WORK REQUIRED: Rewrite every line of the records below as a Markdown table with a Row column for the row number and a Line column for the text. Skip blank lines, and leave the pictures out of your answer.

[Labeled region entries]
— begin —
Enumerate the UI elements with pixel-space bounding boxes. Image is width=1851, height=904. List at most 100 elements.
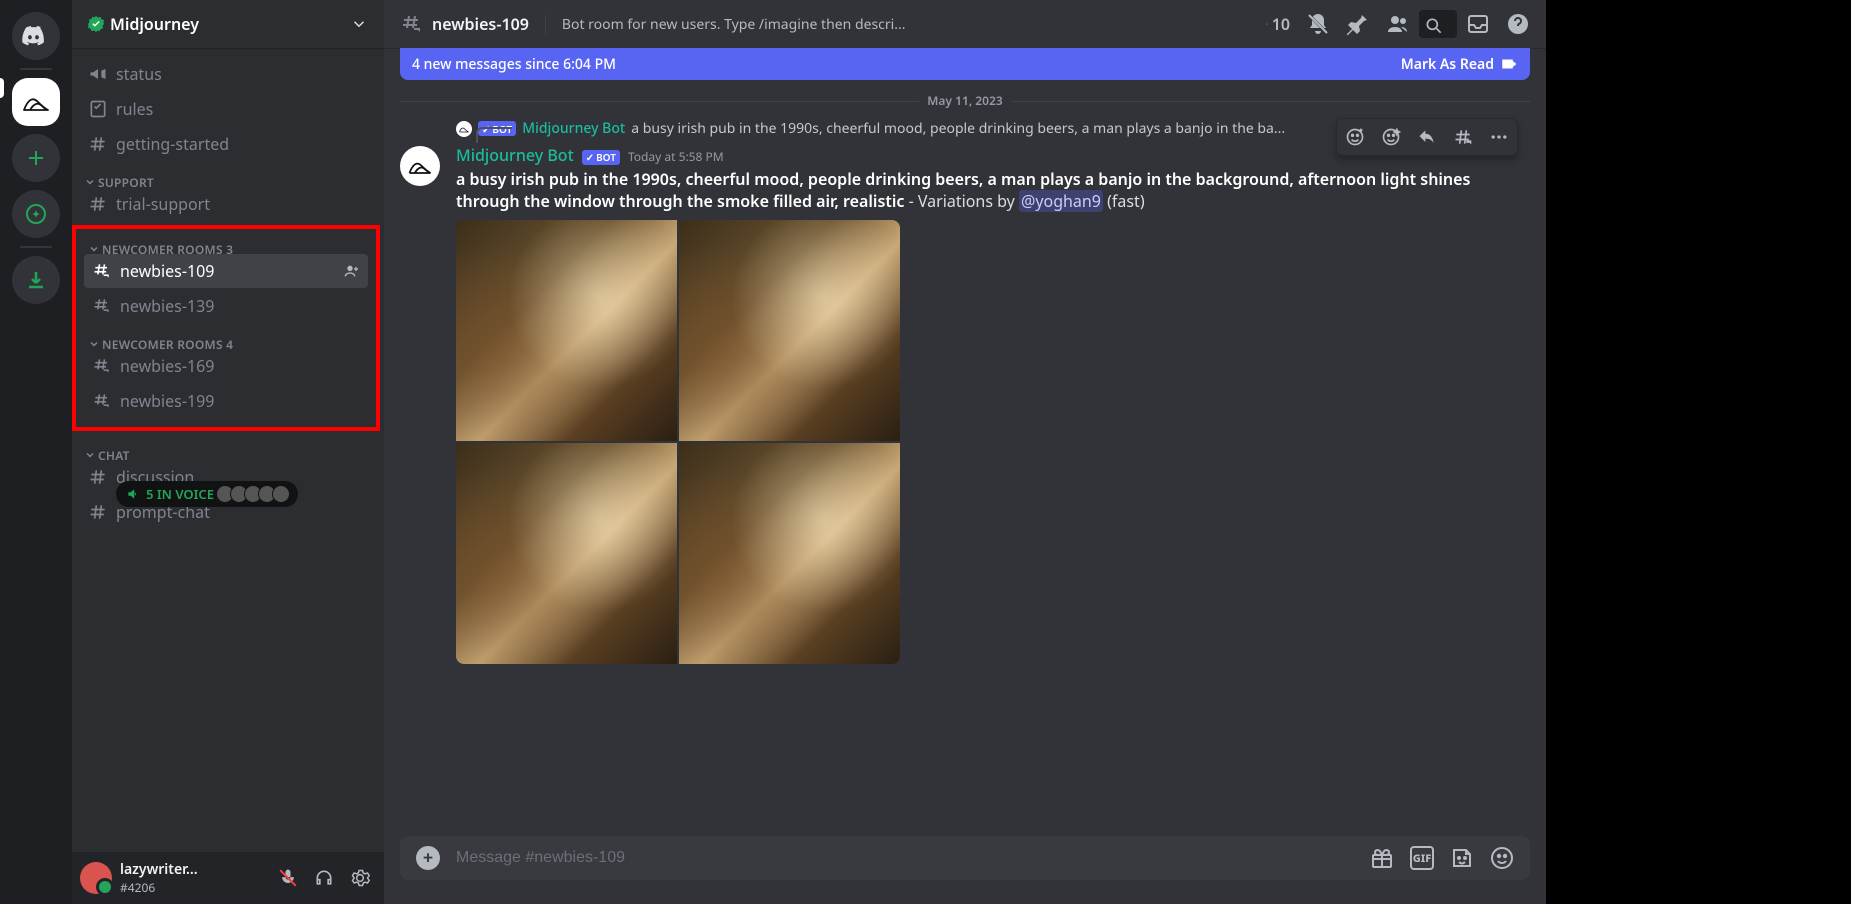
messages-scroller[interactable]: 4 new messages since 6:04 PM Mark As Rea… [384,48,1546,836]
hash-icon [88,134,108,154]
mark-read-icon [1500,55,1518,73]
server-name: Midjourney [110,13,199,35]
chevron-down-icon [350,15,368,33]
channel-status[interactable]: status [80,57,372,91]
speaker-icon [126,487,140,501]
attach-button[interactable]: + [416,846,440,870]
channel-newbies-169[interactable]: newbies-169 [84,349,368,383]
chat-channel-name: newbies-109 [432,13,529,35]
emoji-button[interactable] [1490,846,1514,870]
channel-prompt-chat[interactable]: prompt-chat 5 IN VOICE [80,495,372,529]
chat-topic[interactable]: Bot room for new users. Type /imagine th… [545,15,1258,34]
verified-icon [88,16,104,32]
message-input[interactable] [456,849,1354,867]
image-cell[interactable] [456,443,677,664]
channel-list[interactable]: status rules getting-started SUPPORT tri… [72,48,384,852]
channel-rules[interactable]: rules [80,92,372,126]
active-server-pill [0,78,4,98]
channel-label: newbies-109 [120,260,336,282]
message-author[interactable]: Midjourney Bot [456,144,574,166]
category-chat[interactable]: CHAT [80,435,380,459]
member-list-button[interactable] [1386,12,1410,36]
image-cell[interactable] [679,443,900,664]
help-button[interactable] [1506,12,1530,36]
user-name: lazywriter... [120,860,264,879]
hash-icon [88,467,108,487]
thread-hash-icon [92,296,112,316]
channel-label: newbies-199 [120,390,360,412]
channel-newbies-109[interactable]: newbies-109 [84,254,368,288]
rules-icon [88,99,108,119]
message-content: a busy irish pub in the 1990s, cheerful … [456,168,1498,212]
user-discriminator: #4206 [120,879,264,896]
chat-header: newbies-109 Bot room for new users. Type… [384,0,1546,48]
user-panel: lazywriter... #4206 [72,852,384,904]
gif-button[interactable]: GIF [1410,846,1434,870]
thread-hash-icon [92,391,112,411]
image-attachment-grid[interactable] [456,220,900,664]
channel-sidebar: Midjourney status rules getting-started … [72,0,384,904]
hash-icon [88,194,108,214]
channel-label: getting-started [116,133,364,155]
gift-button[interactable] [1370,846,1394,870]
pinned-messages-button[interactable] [1346,12,1370,36]
bot-badge: ✓ BOT [582,150,620,165]
message-avatar[interactable] [400,146,440,186]
rail-divider-2 [20,246,52,248]
chat-main: newbies-109 Bot room for new users. Type… [384,0,1546,904]
reply-button[interactable] [1409,119,1445,155]
thread-hash-icon [400,12,424,36]
search-icon [1424,16,1444,36]
channel-getting-started[interactable]: getting-started [80,127,372,161]
blank-region [1546,0,1851,904]
user-info[interactable]: lazywriter... #4206 [120,860,264,896]
download-apps-button[interactable] [12,256,60,304]
channel-label: newbies-169 [120,355,360,377]
add-server-button[interactable] [12,134,60,182]
settings-button[interactable] [344,862,376,894]
server-header[interactable]: Midjourney [72,0,384,48]
super-reaction-button[interactable] [1373,119,1409,155]
message-timestamp: Today at 5:58 PM [628,148,724,165]
hash-icon [88,502,108,522]
reply-ref-text: a busy irish pub in the 1990s, cheerful … [631,119,1285,138]
deafen-button[interactable] [308,862,340,894]
tutorial-highlight-box: NEWCOMER ROOMS 3 newbies-109 newbies-139… [72,225,380,431]
mark-as-read-button[interactable]: Mark As Read [1401,55,1518,74]
image-cell[interactable] [679,220,900,441]
category-newcomer-3[interactable]: NEWCOMER ROOMS 3 [84,229,376,253]
date-divider: May 11, 2023 [400,92,1530,109]
sticker-button[interactable] [1450,846,1474,870]
user-avatar[interactable] [80,862,112,894]
voice-count-pill[interactable]: 5 IN VOICE [116,481,298,507]
image-cell[interactable] [456,220,677,441]
category-support[interactable]: SUPPORT [80,162,380,186]
category-newcomer-4[interactable]: NEWCOMER ROOMS 4 [84,324,376,348]
notification-settings-button[interactable] [1306,12,1330,36]
server-midjourney[interactable] [12,78,60,126]
more-button[interactable] [1481,119,1517,155]
thread-hash-icon [92,356,112,376]
message: Midjourney Bot ✓ BOT Today at 5:58 PM a … [384,142,1546,666]
server-rail [0,0,72,904]
channel-trial-support[interactable]: trial-support [80,187,372,221]
channel-newbies-139[interactable]: newbies-139 [84,289,368,323]
create-invite-icon[interactable] [344,263,360,279]
reply-ref-avatar [456,121,472,137]
threads-button[interactable]: 10 [1266,12,1290,36]
channel-label: rules [116,98,364,120]
voice-avatars [220,485,290,503]
new-messages-bar[interactable]: 4 new messages since 6:04 PM Mark As Rea… [400,48,1530,80]
message-actions-toolbar [1336,118,1518,156]
explore-button[interactable] [12,190,60,238]
channel-newbies-199[interactable]: newbies-199 [84,384,368,418]
mute-button[interactable] [272,862,304,894]
add-reaction-button[interactable] [1337,119,1373,155]
dm-home-button[interactable] [12,12,60,60]
inbox-button[interactable] [1466,12,1490,36]
threads-count: 10 [1272,13,1290,35]
channel-label: newbies-139 [120,295,360,317]
user-mention[interactable]: @yoghan9 [1019,190,1103,212]
channel-label: trial-support [116,193,364,215]
create-thread-button[interactable] [1445,119,1481,155]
— end —
FULL ANSWER:
| Row | Line |
|---|---|
| 1 | Enumerate the UI elements with pixel-space bounding boxes. Image is width=1851, height=904. List at most 100 elements. |
| 2 | messages-scroller[interactable]: 4 new messages since 6:04 PM Mark As Rea… [384,48,1546,836] |
| 3 | hash-icon [88,134,108,154] |
| 4 | mark-read-icon [1500,55,1518,73] |
| 5 | server-name: Midjourney [110,13,199,35] |
| 6 | chevron-down-icon [350,15,368,33] |
| 7 | channel-status[interactable]: status [80,57,372,91] |
| 8 | speaker-icon [126,487,140,501] |
| 9 | attach-button[interactable]: + [416,846,440,870] |
| 10 | channel-newbies-169[interactable]: newbies-169 [84,349,368,383] |
| 11 | chat-channel-name: newbies-109 [432,13,529,35] |
| 12 | emoji-button[interactable] [1490,846,1514,870] |
| 13 | channel-prompt-chat[interactable]: prompt-chat 5 IN VOICE [80,495,372,529] |
| 14 | chat-topic[interactable]: Bot room for new users. Type /imagine th… [545,15,1258,34] |
| 15 | verified-icon [88,16,104,32] |
| 16 | message-input[interactable] [456,849,1354,867] |
| 17 | image-cell[interactable] [456,443,677,664] |
| 18 | channel-list[interactable]: status rules getting-started SUPPORT tri… [72,48,384,852] |
| 19 | channel-rules[interactable]: rules [80,92,372,126] |
| 20 | active-server-pill [0,78,4,98] |
| 21 | channel-label: newbies-109 [120,260,336,282] |
| 22 | message-author[interactable]: Midjourney Bot [456,144,574,166] |
| 23 | category-chat[interactable]: CHAT [80,435,380,459] |
| 24 | member-list-button[interactable] [1386,12,1410,36] |
| 25 | image-cell[interactable] [679,443,900,664] |
| 26 | help-button[interactable] [1506,12,1530,36] |
| 27 | user-name: lazywriter... [120,860,264,879] |
| 28 | hash-icon [88,467,108,487] |
| 29 | thread-hash-icon [92,296,112,316] |
| 30 | channel-label: newbies-199 [120,390,360,412] |
| 31 | channel-newbies-109[interactable]: newbies-109 [84,254,368,288] |
| 32 | rules-icon [88,99,108,119] |
| 33 | message-content: a busy irish pub in the 1990s, cheerful … [456,168,1498,212] |
| 34 | user-discriminator: #4206 [120,879,264,896] |
| 35 | chat-header: newbies-109 Bot room for new users. Type… [384,0,1546,48] |
| 36 | user-panel: lazywriter... #4206 [72,852,384,904] |
| 37 | gif-button[interactable]: GIF [1410,846,1434,870] |
| 38 | thread-hash-icon [92,391,112,411] |
| 39 | image-attachment-grid[interactable] [456,220,900,664] |
| 40 | channel-sidebar: Midjourney status rules getting-started … [72,0,384,904] |
| 41 | hash-icon [88,194,108,214] |
| 42 | channel-label: getting-started [116,133,364,155] |
| 43 | gift-button[interactable] [1370,846,1394,870] |
| 44 | pinned-messages-button[interactable] [1346,12,1370,36] |
| 45 | bot-badge: ✓ BOT [582,150,620,165] |
| 46 | message-avatar[interactable] [400,146,440,186] |
| 47 | rail-divider-2 [20,246,52,248] |
| 48 | chat-main: newbies-109 Bot room for new users. Type… [384,0,1546,904] |
| 49 | reply-button[interactable] [1409,119,1445,155] |
| 50 | thread-hash-icon [400,12,424,36] |
| 51 | search-icon [1424,16,1444,36] |
| 52 | channel-getting-started[interactable]: getting-started [80,127,372,161] |
| 53 | blank-region [1546,0,1851,904] |
| 54 | user-info[interactable]: lazywriter... #4206 [120,860,264,896] |
| 55 | download-apps-button[interactable] [12,256,60,304] |
| 56 | channel-label: newbies-169 [120,355,360,377] |
| 57 | add-server-button[interactable] [12,134,60,182] |
| 58 | settings-button[interactable] [344,862,376,894] |
| 59 | server-header[interactable]: Midjourney [72,0,384,48] |
| 60 | super-reaction-button[interactable] [1373,119,1409,155] |
| 61 | message-timestamp: Today at 5:58 PM [628,148,724,165] |
| 62 | hash-icon [88,502,108,522] |
| 63 | reply-ref-text: a busy irish pub in the 1990s, cheerful … [631,119,1285,138] |
| 64 | deafen-button[interactable] [308,862,340,894] |
| 65 | tutorial-highlight-box: NEWCOMER ROOMS 3 newbies-109 newbies-139… [72,225,380,431] |
| 66 | mark-as-read-button[interactable]: Mark As Read [1401,55,1518,74] |
| 67 | image-cell[interactable] [679,220,900,441] |
| 68 | category-newcomer-3[interactable]: NEWCOMER ROOMS 3 [84,229,376,253] |
| 69 | date-divider: May 11, 2023 [400,92,1530,109] |
| 70 | sticker-button[interactable] [1450,846,1474,870] |
| 71 | user-avatar[interactable] [80,862,112,894] |
| 72 | voice-count-pill[interactable]: 5 IN VOICE [116,481,298,507] |
| 73 | image-cell[interactable] [456,220,677,441] |
| 74 | category-support[interactable]: SUPPORT [80,162,380,186] |
| 75 | category-newcomer-4[interactable]: NEWCOMER ROOMS 4 [84,324,376,348] |
| 76 | notification-settings-button[interactable] [1306,12,1330,36] |
| 77 | server-midjourney[interactable] [12,78,60,126] |
| 78 | more-button[interactable] [1481,119,1517,155] |
| 79 | thread-hash-icon [92,356,112,376] |
| 80 | message: Midjourney Bot ✓ BOT Today at 5:58 PM a … [384,142,1546,666] |
| 81 | server-rail [0,0,72,904] |
| 82 | channel-trial-support[interactable]: trial-support [80,187,372,221] |
| 83 | channel-newbies-139[interactable]: newbies-139 [84,289,368,323] |
| 84 | create-invite-icon[interactable] [344,263,360,279] |
| 85 | reply-ref-avatar [456,121,472,137] |
| 86 | threads-button[interactable]: 10 [1266,12,1290,36] |
| 87 | channel-label: rules [116,98,364,120] |
| 88 | voice-avatars [220,485,290,503] |
| 89 | new-messages-bar[interactable]: 4 new messages since 6:04 PM Mark As Rea… [400,48,1530,80] |
| 90 | message-actions-toolbar [1336,118,1518,156] |
| 91 | explore-button[interactable] [12,190,60,238] |
| 92 | channel-newbies-199[interactable]: newbies-199 [84,384,368,418] |
| 93 | mute-button[interactable] [272,862,304,894] |
| 94 | add-reaction-button[interactable] [1337,119,1373,155] |
| 95 | dm-home-button[interactable] [12,12,60,60] |
| 96 | inbox-button[interactable] [1466,12,1490,36] |
| 97 | threads-count: 10 [1272,13,1290,35] |
| 98 | channel-label: newbies-139 [120,295,360,317] |
| 99 | user-mention[interactable]: @yoghan9 [1019,190,1103,212] |
| 100 | channel-label: trial-support [116,193,364,215] |
| 101 | create-thread-button[interactable] [1445,119,1481,155] |